[Short problem]
Each entry below should be echoed exactly, with pictures omitted.

[Data for the task]
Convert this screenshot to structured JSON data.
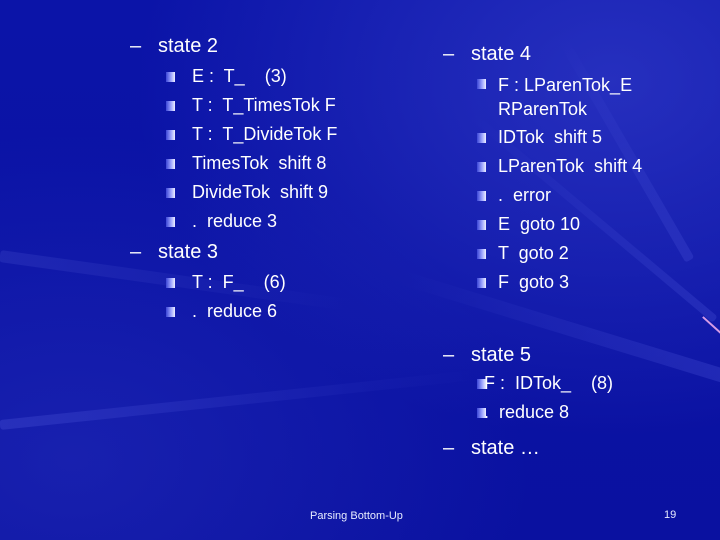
{
  "slide": {
    "footer": "Parsing Bottom-Up",
    "page_number": "19",
    "background_color": "#0a12a6",
    "text_color": "#ffffff"
  },
  "states": [
    {
      "label": "state 2",
      "items": [
        "E :  T_    (3)",
        "T :  T_TimesTok F",
        "T :  T_DivideTok F",
        "TimesTok  shift 8",
        "DivideTok  shift 9",
        ".  reduce 3"
      ]
    },
    {
      "label": "state 3",
      "items": [
        "T :  F_    (6)",
        ".  reduce 6"
      ]
    },
    {
      "label": "state 4",
      "items": [
        "F :  LParenTok_E RParenTok",
        "IDTok  shift 5",
        "LParenTok  shift 4",
        ".  error",
        "E  goto 10",
        "T  goto 2",
        "F  goto 3"
      ]
    },
    {
      "label": "state 5",
      "items": [
        " F :  IDTok_    (8)",
        " .  reduce 8"
      ]
    },
    {
      "label": "state …",
      "items": []
    }
  ],
  "dash": "–"
}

[Full answer]
Convert this screenshot to structured JSON data.
{
  "slide": {
    "footer": "Parsing Bottom-Up",
    "page_number": "19",
    "background_color": "#0a12a6",
    "text_color": "#ffffff"
  },
  "states": [
    {
      "label": "state 2",
      "items": [
        "E :  T_    (3)",
        "T :  T_TimesTok F",
        "T :  T_DivideTok F",
        "TimesTok  shift 8",
        "DivideTok  shift 9",
        ".  reduce 3"
      ]
    },
    {
      "label": "state 3",
      "items": [
        "T :  F_    (6)",
        ".  reduce 6"
      ]
    },
    {
      "label": "state 4",
      "items": [
        "F :  LParenTok_E RParenTok",
        "IDTok  shift 5",
        "LParenTok  shift 4",
        ".  error",
        "E  goto 10",
        "T  goto 2",
        "F  goto 3"
      ]
    },
    {
      "label": "state 5",
      "items": [
        " F :  IDTok_    (8)",
        " .  reduce 8"
      ]
    },
    {
      "label": "state …",
      "items": []
    }
  ],
  "dash": "–"
}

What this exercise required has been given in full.